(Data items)
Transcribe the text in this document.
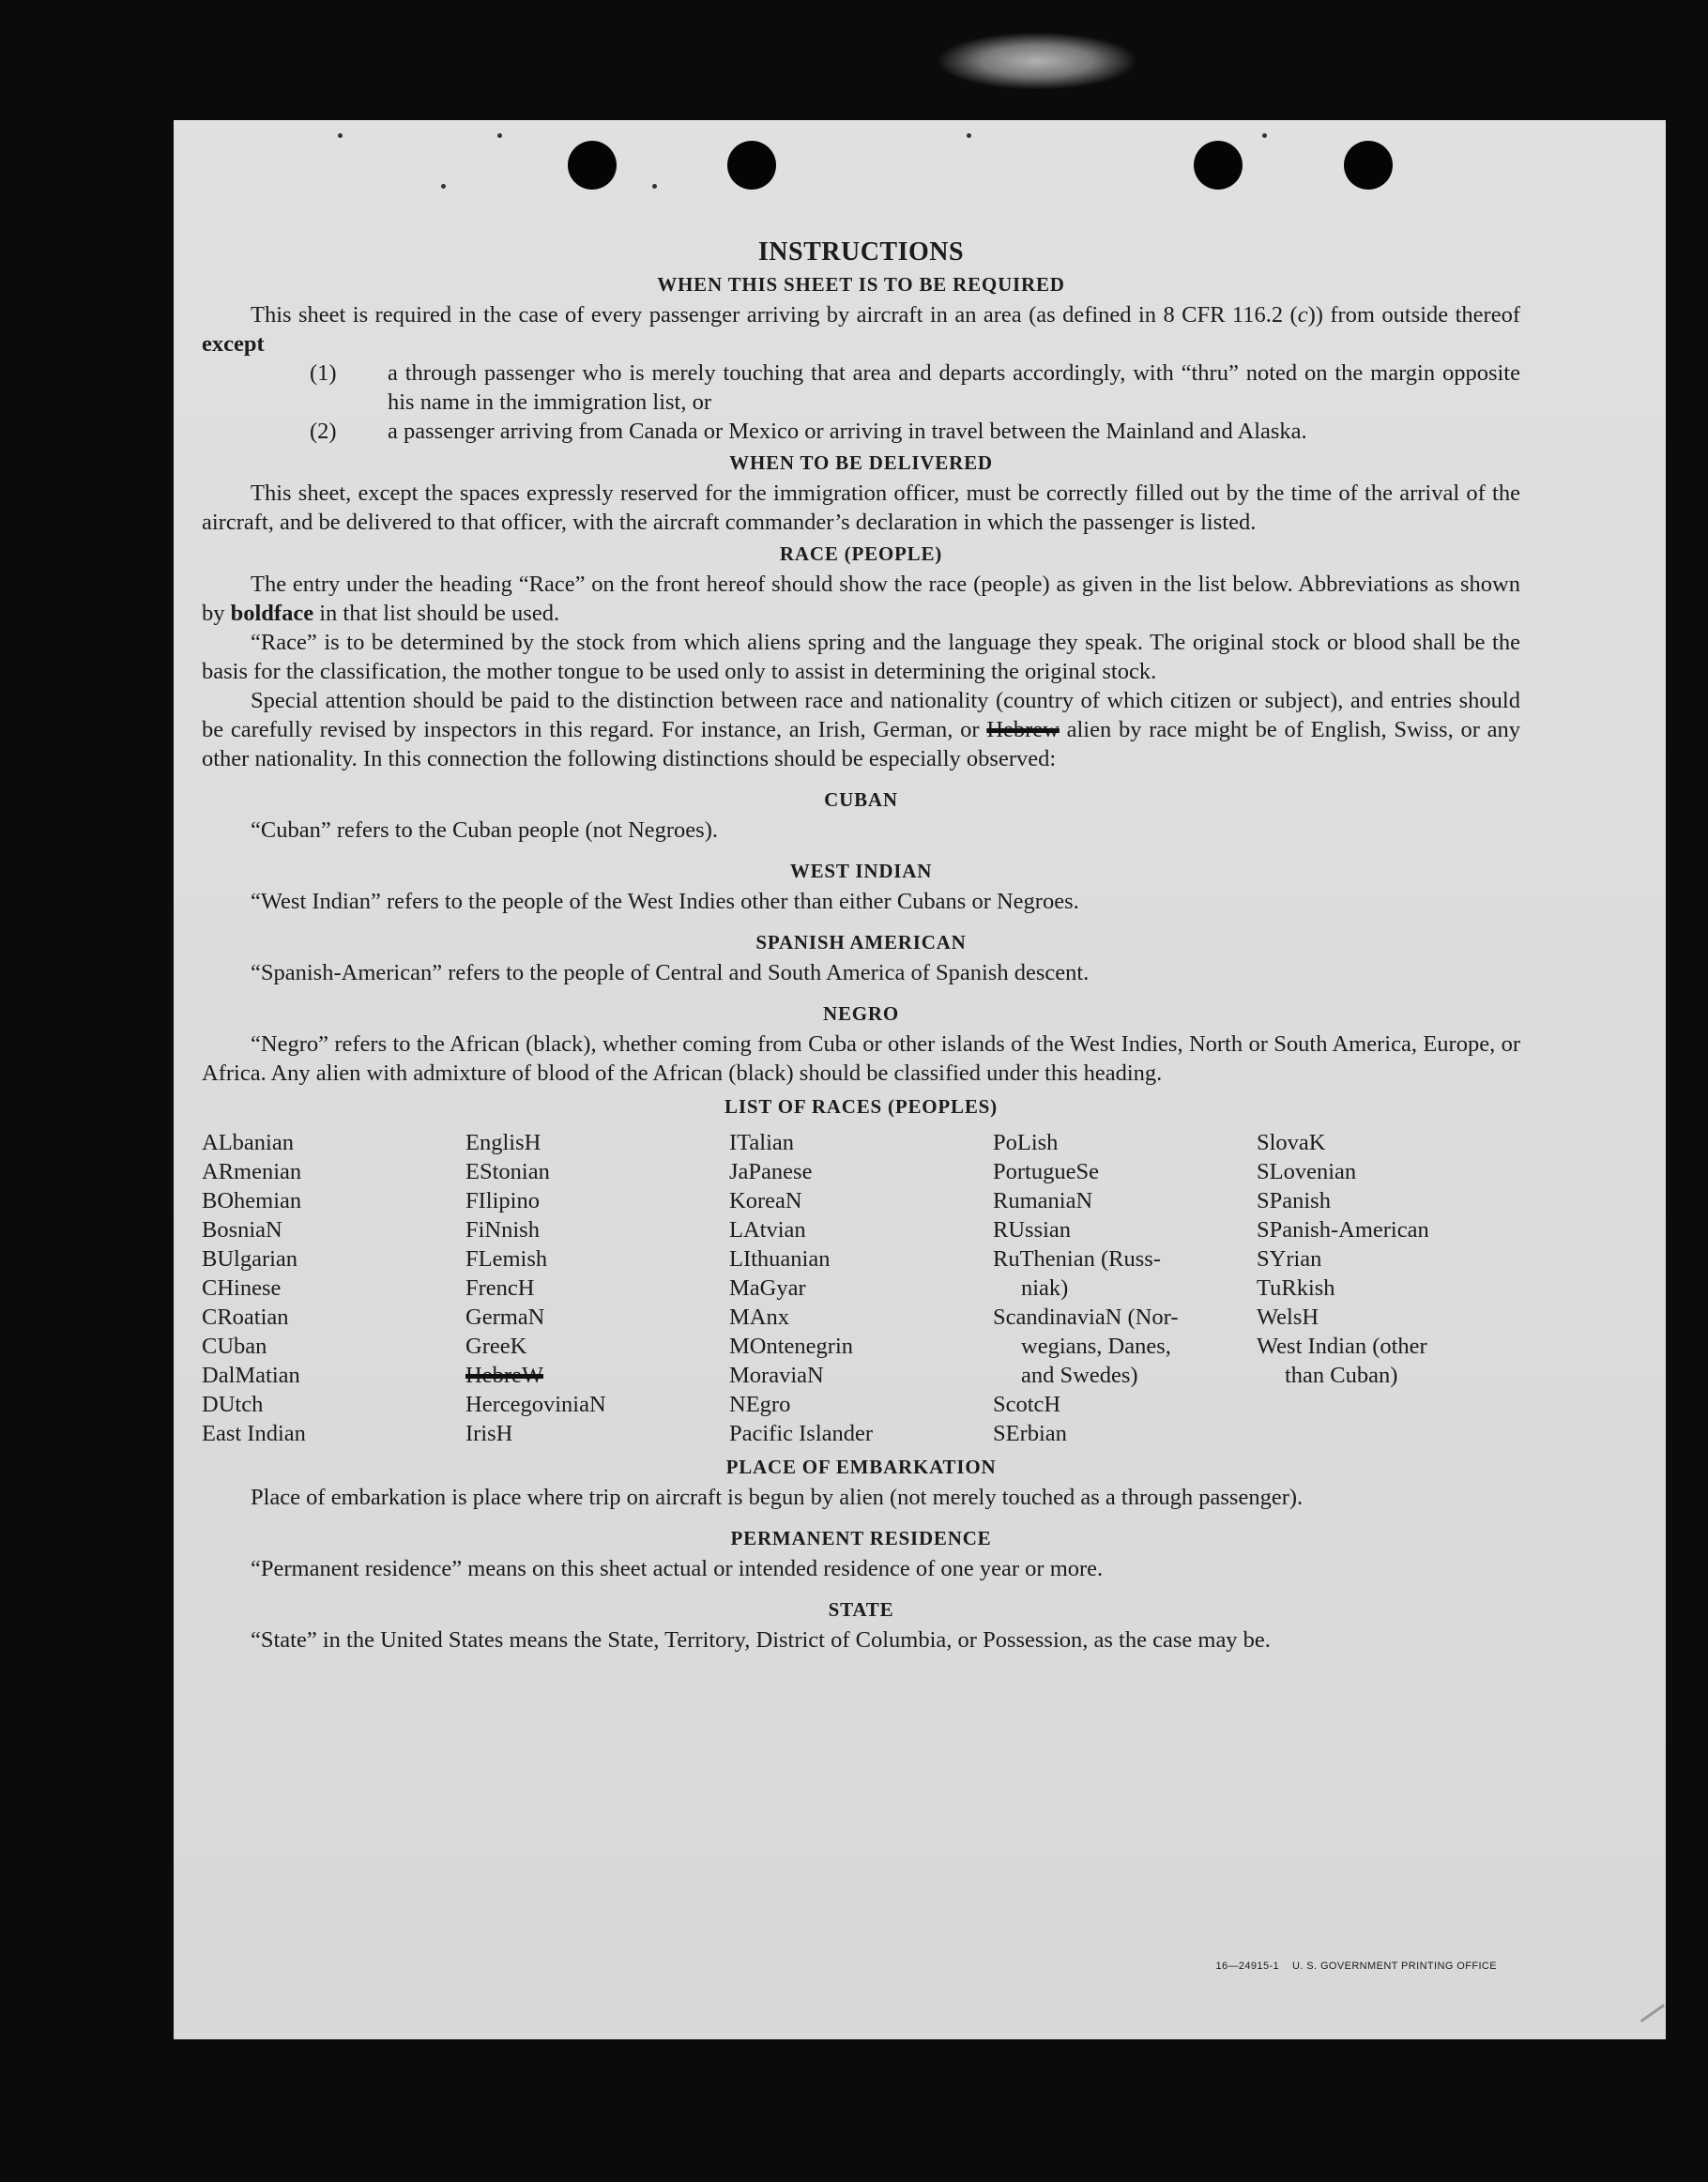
INSTRUCTIONS
WHEN THIS SHEET IS TO BE REQUIRED

This sheet is required in the case of every passenger arriving by aircraft in an area (as defined in 8 CFR 116.2 (c)) from outside thereof except

(1) a through passenger who is merely touching that area and departs accordingly, with “thru” noted on the margin opposite his name in the immigration list, or
(2) a passenger arriving from Canada or Mexico or arriving in travel between the Mainland and Alaska.
WHEN TO BE DELIVERED

This sheet, except the spaces expressly reserved for the immigration officer, must be correctly filled out by the time of the arrival of the aircraft, and be delivered to that officer, with the aircraft commander’s declaration in which the passenger is listed.

RACE (PEOPLE)

The entry under the heading “Race” on the front hereof should show the race (people) as given in the list below. Abbreviations as shown by boldface in that list should be used.

“Race” is to be determined by the stock from which aliens spring and the language they speak. The original stock or blood shall be the basis for the classification, the mother tongue to be used only to assist in determining the original stock.

Special attention should be paid to the distinction between race and nationality (country of which citizen or subject), and entries should be carefully revised by inspectors in this regard. For instance, an Irish, German, or Hebrew alien by race might be of English, Swiss, or any other nationality. In this connection the following distinctions should be especially observed:

CUBAN

“Cuban” refers to the Cuban people (not Negroes).

WEST INDIAN

“West Indian” refers to the people of the West Indies other than either Cubans or Negroes.

SPANISH AMERICAN

“Spanish-American” refers to the people of Central and South America of Spanish descent.

NEGRO

“Negro” refers to the African (black), whether coming from Cuba or other islands of the West Indies, North or South America, Europe, or Africa. Any alien with admixture of blood of the African (black) should be classified under this heading.

LIST OF RACES (PEOPLES)
ALbanian
ARmenian
BOhemian
BosniaN
BUlgarian
CHinese
CRoatian
CUban
DalMatian
DUtch
East Indian
EnglisH
EStonian
FIlipino
FiNnish
FLemish
FrencH
GermaN
GreeK
HebreW
HercegoviniaN
IrisH
ITalian
JaPanese
KoreaN
LAtvian
LIthuanian
MaGyar
MAnx
MOntenegrin
MoraviaN
NEgro
Pacific Islander
PoLish
PortugueSe
RumaniaN
RUssian
RuThenian (Russ-
niak)
ScandinaviaN (Nor-
wegians, Danes,
and Swedes)
ScotcH
SErbian
SlovaK
SLovenian
SPanish
SPanish-American
SYrian
TuRkish
WelsH
West Indian (other
than Cuban)
PLACE OF EMBARKATION

Place of embarkation is place where trip on aircraft is begun by alien (not merely touched as a through passenger).

PERMANENT RESIDENCE

“Permanent residence” means on this sheet actual or intended residence of one year or more.

STATE

“State” in the United States means the State, Territory, District of Columbia, or Possession, as the case may be.

16—24915-1 U. S. GOVERNMENT PRINTING OFFICE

Exercise requirements. Write out the full set of lines verbatim, without the pictures.

Result.
Transcribe the text in this document.
INSTRUCTIONS
WHEN THIS SHEET IS TO BE REQUIRED

This sheet is required in the case of every passenger arriving by aircraft in an area (as defined in 8 CFR 116.2 (c)) from outside thereof except

(1) a through passenger who is merely touching that area and departs accordingly, with “thru” noted on the margin opposite his name in the immigration list, or
(2) a passenger arriving from Canada or Mexico or arriving in travel between the Mainland and Alaska.
WHEN TO BE DELIVERED

This sheet, except the spaces expressly reserved for the immigration officer, must be correctly filled out by the time of the arrival of the aircraft, and be delivered to that officer, with the aircraft commander’s declaration in which the passenger is listed.

RACE (PEOPLE)

The entry under the heading “Race” on the front hereof should show the race (people) as given in the list below. Abbreviations as shown by boldface in that list should be used.

“Race” is to be determined by the stock from which aliens spring and the language they speak. The original stock or blood shall be the basis for the classification, the mother tongue to be used only to assist in determining the original stock.

Special attention should be paid to the distinction between race and nationality (country of which citizen or subject), and entries should be carefully revised by inspectors in this regard. For instance, an Irish, German, or Hebrew alien by race might be of English, Swiss, or any other nationality. In this connection the following distinctions should be especially observed:

CUBAN

“Cuban” refers to the Cuban people (not Negroes).

WEST INDIAN

“West Indian” refers to the people of the West Indies other than either Cubans or Negroes.

SPANISH AMERICAN

“Spanish-American” refers to the people of Central and South America of Spanish descent.

NEGRO

“Negro” refers to the African (black), whether coming from Cuba or other islands of the West Indies, North or South America, Europe, or Africa. Any alien with admixture of blood of the African (black) should be classified under this heading.

LIST OF RACES (PEOPLES)
ALbanian
ARmenian
BOhemian
BosniaN
BUlgarian
CHinese
CRoatian
CUban
DalMatian
DUtch
East Indian
EnglisH
EStonian
FIlipino
FiNnish
FLemish
FrencH
GermaN
GreeK
HebreW
HercegoviniaN
IrisH
ITalian
JaPanese
KoreaN
LAtvian
LIthuanian
MaGyar
MAnx
MOntenegrin
MoraviaN
NEgro
Pacific Islander
PoLish
PortugueSe
RumaniaN
RUssian
RuThenian (Russ-
niak)
ScandinaviaN (Nor-
wegians, Danes,
and Swedes)
ScotcH
SErbian
SlovaK
SLovenian
SPanish
SPanish-American
SYrian
TuRkish
WelsH
West Indian (other
than Cuban)
PLACE OF EMBARKATION

Place of embarkation is place where trip on aircraft is begun by alien (not merely touched as a through passenger).

PERMANENT RESIDENCE

“Permanent residence” means on this sheet actual or intended residence of one year or more.

STATE

“State” in the United States means the State, Territory, District of Columbia, or Possession, as the case may be.

16—24915-1 U. S. GOVERNMENT PRINTING OFFICE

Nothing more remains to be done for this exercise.